***** Data provided

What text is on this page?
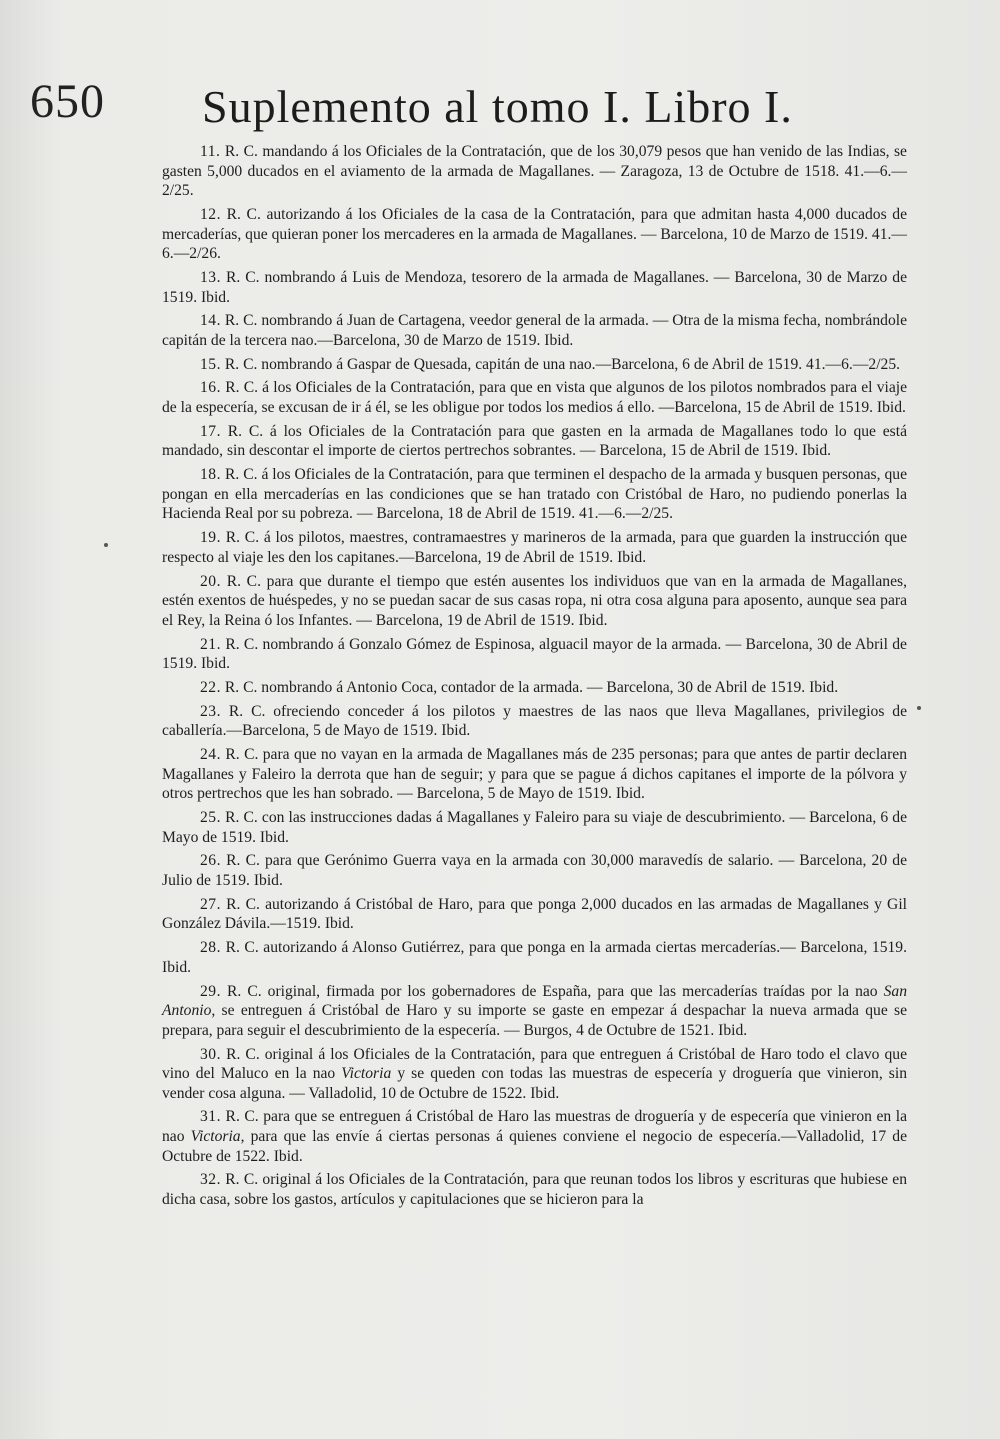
650 Suplemento al tomo I. Libro I.

11. R. C. mandando á los Oficiales de la Contratación, que de los 30,079 pesos que han venido de las Indias, se gasten 5,000 ducados en el aviamento de la armada de Magallanes. — Zaragoza, 13 de Octubre de 1518. 41.—6.—2/25.

12. R. C. autorizando á los Oficiales de la casa de la Contratación, para que admitan hasta 4,000 ducados de mercaderías, que quieran poner los mercaderes en la armada de Magallanes. — Barcelona, 10 de Marzo de 1519. 41.—6.—2/26.

13. R. C. nombrando á Luis de Mendoza, tesorero de la armada de Magallanes. — Barcelona, 30 de Marzo de 1519. Ibid.

14. R. C. nombrando á Juan de Cartagena, veedor general de la armada. — Otra de la misma fecha, nombrándole capitán de la tercera nao.—Barcelona, 30 de Marzo de 1519. Ibid.

15. R. C. nombrando á Gaspar de Quesada, capitán de una nao.—Barcelona, 6 de Abril de 1519. 41.—6.—2/25.

16. R. C. á los Oficiales de la Contratación, para que en vista que algunos de los pilotos nombrados para el viaje de la especería, se excusan de ir á él, se les obligue por todos los medios á ello. —Barcelona, 15 de Abril de 1519. Ibid.

17. R. C. á los Oficiales de la Contratación para que gasten en la armada de Magallanes todo lo que está mandado, sin descontar el importe de ciertos pertrechos sobrantes. — Barcelona, 15 de Abril de 1519. Ibid.

18. R. C. á los Oficiales de la Contratación, para que terminen el despacho de la armada y busquen personas, que pongan en ella mercaderías en las condiciones que se han tratado con Cristóbal de Haro, no pudiendo ponerlas la Hacienda Real por su pobreza. — Barcelona, 18 de Abril de 1519. 41.—6.—2/25.

19. R. C. á los pilotos, maestres, contramaestres y marineros de la armada, para que guarden la instrucción que respecto al viaje les den los capitanes.—Barcelona, 19 de Abril de 1519. Ibid.

20. R. C. para que durante el tiempo que estén ausentes los individuos que van en la armada de Magallanes, estén exentos de huéspedes, y no se puedan sacar de sus casas ropa, ni otra cosa alguna para aposento, aunque sea para el Rey, la Reina ó los Infantes. — Barcelona, 19 de Abril de 1519. Ibid.

21. R. C. nombrando á Gonzalo Gómez de Espinosa, alguacil mayor de la armada. — Barcelona, 30 de Abril de 1519. Ibid.

22. R. C. nombrando á Antonio Coca, contador de la armada. — Barcelona, 30 de Abril de 1519. Ibid.

23. R. C. ofreciendo conceder á los pilotos y maestres de las naos que lleva Magallanes, privilegios de caballería.—Barcelona, 5 de Mayo de 1519. Ibid.

24. R. C. para que no vayan en la armada de Magallanes más de 235 personas; para que antes de partir declaren Magallanes y Faleiro la derrota que han de seguir; y para que se pague á dichos capitanes el importe de la pólvora y otros pertrechos que les han sobrado. — Barcelona, 5 de Mayo de 1519. Ibid.

25. R. C. con las instrucciones dadas á Magallanes y Faleiro para su viaje de descubrimiento. — Barcelona, 6 de Mayo de 1519. Ibid.

26. R. C. para que Gerónimo Guerra vaya en la armada con 30,000 maravedís de salario. — Barcelona, 20 de Julio de 1519. Ibid.

27. R. C. autorizando á Cristóbal de Haro, para que ponga 2,000 ducados en las armadas de Magallanes y Gil González Dávila.—1519. Ibid.

28. R. C. autorizando á Alonso Gutiérrez, para que ponga en la armada ciertas mercaderías.— Barcelona, 1519. Ibid.

29. R. C. original, firmada por los gobernadores de España, para que las mercaderías traídas por la nao San Antonio, se entreguen á Cristóbal de Haro y su importe se gaste en empezar á despachar la nueva armada que se prepara, para seguir el descubrimiento de la especería. — Burgos, 4 de Octubre de 1521. Ibid.

30. R. C. original á los Oficiales de la Contratación, para que entreguen á Cristóbal de Haro todo el clavo que vino del Maluco en la nao Victoria y se queden con todas las muestras de especería y droguería que vinieron, sin vender cosa alguna. — Valladolid, 10 de Octubre de 1522. Ibid.

31. R. C. para que se entreguen á Cristóbal de Haro las muestras de droguería y de especería que vinieron en la nao Victoria, para que las envíe á ciertas personas á quienes conviene el negocio de especería.—Valladolid, 17 de Octubre de 1522. Ibid.

32. R. C. original á los Oficiales de la Contratación, para que reunan todos los libros y escrituras que hubiese en dicha casa, sobre los gastos, artículos y capitulaciones que se hicieron para la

**********

Scan the listing above and copy all lines containing the word "capitán".

### Result of the exercise
14. R. C. nombrando á Juan de Cartagena, veedor general de la armada. — Otra de la misma fecha, nombrándole capitán de la tercera nao.—Barcelona, 30 de Marzo de 1519. Ibid.
15. R. C. nombrando á Gaspar de Quesada, capitán de una nao.—Barcelona, 6 de Abril de 1519. 41.—6.—2/25.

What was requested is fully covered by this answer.